### EXERCISE BRIEF
Here are some records; return them all exactly.
┌──
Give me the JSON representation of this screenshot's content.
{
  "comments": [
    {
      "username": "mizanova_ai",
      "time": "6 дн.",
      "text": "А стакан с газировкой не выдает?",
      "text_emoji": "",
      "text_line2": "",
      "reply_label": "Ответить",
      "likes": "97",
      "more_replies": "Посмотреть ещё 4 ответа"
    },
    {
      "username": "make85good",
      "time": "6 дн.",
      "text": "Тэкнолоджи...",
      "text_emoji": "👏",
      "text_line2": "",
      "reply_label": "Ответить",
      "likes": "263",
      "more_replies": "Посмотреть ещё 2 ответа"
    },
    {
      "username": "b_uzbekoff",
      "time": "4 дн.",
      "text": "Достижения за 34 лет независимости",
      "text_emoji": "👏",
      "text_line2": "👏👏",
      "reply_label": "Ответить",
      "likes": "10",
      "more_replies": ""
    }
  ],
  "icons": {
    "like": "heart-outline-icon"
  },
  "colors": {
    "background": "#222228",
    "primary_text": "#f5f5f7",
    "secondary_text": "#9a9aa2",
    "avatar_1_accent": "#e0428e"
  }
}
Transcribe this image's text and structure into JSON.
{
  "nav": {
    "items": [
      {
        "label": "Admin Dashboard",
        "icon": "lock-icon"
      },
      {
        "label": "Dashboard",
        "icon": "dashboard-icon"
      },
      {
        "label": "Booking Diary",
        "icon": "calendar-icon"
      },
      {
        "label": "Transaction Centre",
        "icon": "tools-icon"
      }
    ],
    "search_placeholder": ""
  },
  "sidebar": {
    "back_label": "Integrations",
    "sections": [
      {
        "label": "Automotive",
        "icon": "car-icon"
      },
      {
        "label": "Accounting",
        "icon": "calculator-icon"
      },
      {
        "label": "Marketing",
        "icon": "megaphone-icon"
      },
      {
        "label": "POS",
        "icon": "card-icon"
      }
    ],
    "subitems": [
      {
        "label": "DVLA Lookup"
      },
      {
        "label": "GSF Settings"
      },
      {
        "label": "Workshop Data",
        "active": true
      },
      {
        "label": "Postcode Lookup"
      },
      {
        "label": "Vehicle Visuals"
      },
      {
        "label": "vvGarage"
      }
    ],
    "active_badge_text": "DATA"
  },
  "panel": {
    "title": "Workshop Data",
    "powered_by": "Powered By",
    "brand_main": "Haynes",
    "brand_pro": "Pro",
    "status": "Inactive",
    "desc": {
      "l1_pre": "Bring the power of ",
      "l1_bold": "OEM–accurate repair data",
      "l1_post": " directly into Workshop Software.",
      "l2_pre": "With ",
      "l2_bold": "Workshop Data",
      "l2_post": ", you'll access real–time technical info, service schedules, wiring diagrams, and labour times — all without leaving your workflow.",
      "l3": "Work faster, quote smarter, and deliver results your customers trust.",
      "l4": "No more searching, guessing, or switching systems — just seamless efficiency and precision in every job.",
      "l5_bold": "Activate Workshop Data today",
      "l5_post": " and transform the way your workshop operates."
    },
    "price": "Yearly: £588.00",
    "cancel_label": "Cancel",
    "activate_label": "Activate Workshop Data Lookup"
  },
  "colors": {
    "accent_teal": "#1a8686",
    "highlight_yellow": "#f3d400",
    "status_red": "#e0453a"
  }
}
└──
### SOLUTION
Give me the JSON representation of this screenshot's content.
{
  "comments": [
    {
      "username": "mizanova_ai",
      "time": "6 дн.",
      "text": "А стакан с газировкой не выдает?",
      "text_emoji": "",
      "text_line2": "",
      "reply_label": "Ответить",
      "likes": "97",
      "more_replies": "Посмотреть ещё 4 ответа"
    },
    {
      "username": "make85good",
      "time": "6 дн.",
      "text": "Тэкнолоджи...",
      "text_emoji": "👏",
      "text_line2": "",
      "reply_label": "Ответить",
      "likes": "263",
      "more_replies": "Посмотреть ещё 2 ответа"
    },
    {
      "username": "b_uzbekoff",
      "time": "4 дн.",
      "text": "Достижения за 34 лет независимости",
      "text_emoji": "👏",
      "text_line2": "👏👏",
      "reply_label": "Ответить",
      "likes": "10",
      "more_replies": ""
    }
  ],
  "icons": {
    "like": "heart-outline-icon"
  },
  "colors": {
    "background": "#222228",
    "primary_text": "#f5f5f7",
    "secondary_text": "#9a9aa2",
    "avatar_1_accent": "#e0428e"
  }
}
Transcribe this image's text and structure into JSON.
{
  "nav": {
    "items": [
      {
        "label": "Admin Dashboard",
        "icon": "lock-icon"
      },
      {
        "label": "Dashboard",
        "icon": "dashboard-icon"
      },
      {
        "label": "Booking Diary",
        "icon": "calendar-icon"
      },
      {
        "label": "Transaction Centre",
        "icon": "tools-icon"
      }
    ],
    "search_placeholder": ""
  },
  "sidebar": {
    "back_label": "Integrations",
    "sections": [
      {
        "label": "Automotive",
        "icon": "car-icon"
      },
      {
        "label": "Accounting",
        "icon": "calculator-icon"
      },
      {
        "label": "Marketing",
        "icon": "megaphone-icon"
      },
      {
        "label": "POS",
        "icon": "card-icon"
      }
    ],
    "subitems": [
      {
        "label": "DVLA Lookup"
      },
      {
        "label": "GSF Settings"
      },
      {
        "label": "Workshop Data",
        "active": true
      },
      {
        "label": "Postcode Lookup"
      },
      {
        "label": "Vehicle Visuals"
      },
      {
        "label": "vvGarage"
      }
    ],
    "active_badge_text": "DATA"
  },
  "panel": {
    "title": "Workshop Data",
    "powered_by": "Powered By",
    "brand_main": "Haynes",
    "brand_pro": "Pro",
    "status": "Inactive",
    "desc": {
      "l1_pre": "Bring the power of ",
      "l1_bold": "OEM–accurate repair data",
      "l1_post": " directly into Workshop Software.",
      "l2_pre": "With ",
      "l2_bold": "Workshop Data",
      "l2_post": ", you'll access real–time technical info, service schedules, wiring diagrams, and labour times — all without leaving your workflow.",
      "l3": "Work faster, quote smarter, and deliver results your customers trust.",
      "l4": "No more searching, guessing, or switching systems — just seamless efficiency and precision in every job.",
      "l5_bold": "Activate Workshop Data today",
      "l5_post": " and transform the way your workshop operates."
    },
    "price": "Yearly: £588.00",
    "cancel_label": "Cancel",
    "activate_label": "Activate Workshop Data Lookup"
  },
  "colors": {
    "accent_teal": "#1a8686",
    "highlight_yellow": "#f3d400",
    "status_red": "#e0453a"
  }
}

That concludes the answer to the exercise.